To be done
Omit the pictures and output every entry below exactly as written.

Exercise data
______________________________
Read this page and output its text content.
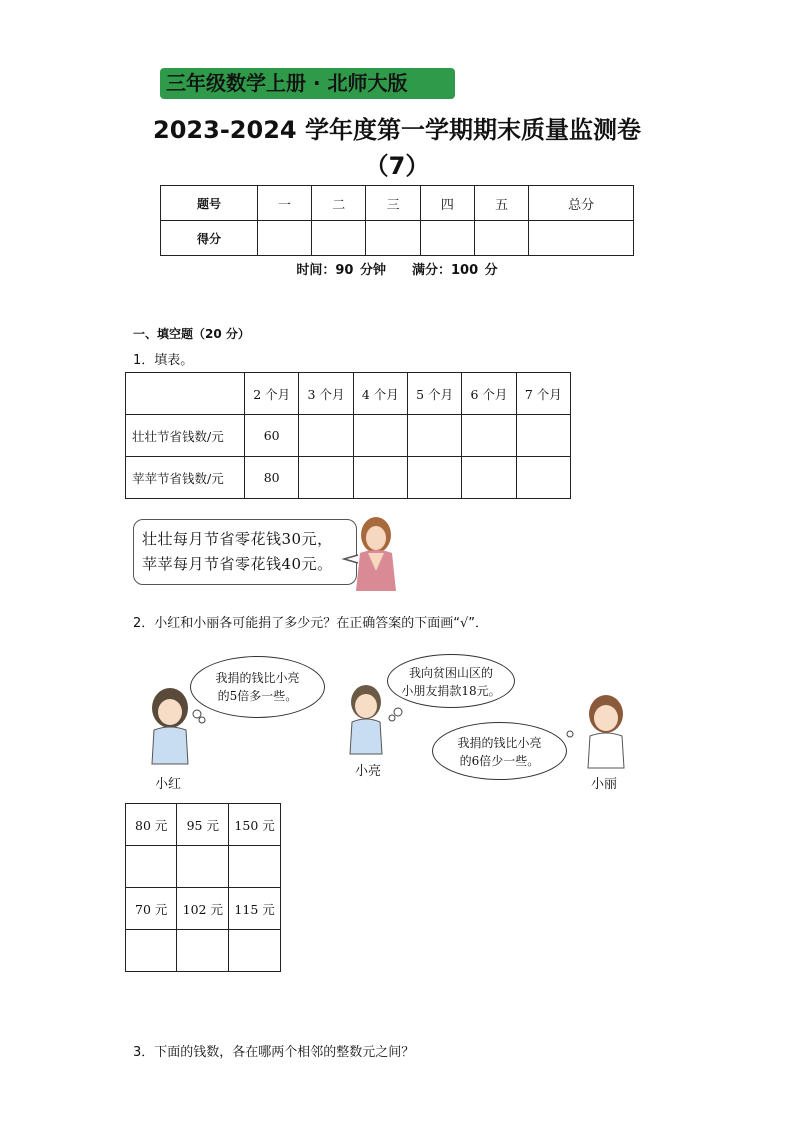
三年级数学上册 · 北师大版
2023-2024 学年度第一学期期末质量监测卷
（7）
题号	一	二	三	四	五	总分
得分						
时间：90 分钟　　满分：100 分
一、填空题（20 分）
1．填表。
	2 个月	3 个月	4 个月	5 个月	6 个月	7 个月
壮壮节省钱数/元	60					
苹苹节省钱数/元	80					
壮壮每月节省零花钱30元，
苹苹每月节省零花钱40元。
2．小红和小丽各可能捐了多少元？在正确答案的下面画“√”．
我捐的钱比小亮
的5倍多一些。
我向贫困山区的
小朋友捐款18元。
我捐的钱比小亮
的6倍少一些。
小红
小亮
小丽
80 元	95 元	150 元

70 元	102 元	115 元

3．下面的钱数，各在哪两个相邻的整数元之间？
______________________________
Final answer
Read this page and output its text content.
三年级数学上册 · 北师大版
2023-2024 学年度第一学期期末质量监测卷
（7）
题号	一	二	三	四	五	总分
得分						
时间：90 分钟　　满分：100 分
一、填空题（20 分）
1．填表。
	2 个月	3 个月	4 个月	5 个月	6 个月	7 个月
壮壮节省钱数/元	60					
苹苹节省钱数/元	80					
壮壮每月节省零花钱30元，
苹苹每月节省零花钱40元。
2．小红和小丽各可能捐了多少元？在正确答案的下面画“√”．
我捐的钱比小亮
的5倍多一些。
我向贫困山区的
小朋友捐款18元。
我捐的钱比小亮
的6倍少一些。
小红
小亮
小丽
80 元	95 元	150 元

70 元	102 元	115 元

3．下面的钱数，各在哪两个相邻的整数元之间？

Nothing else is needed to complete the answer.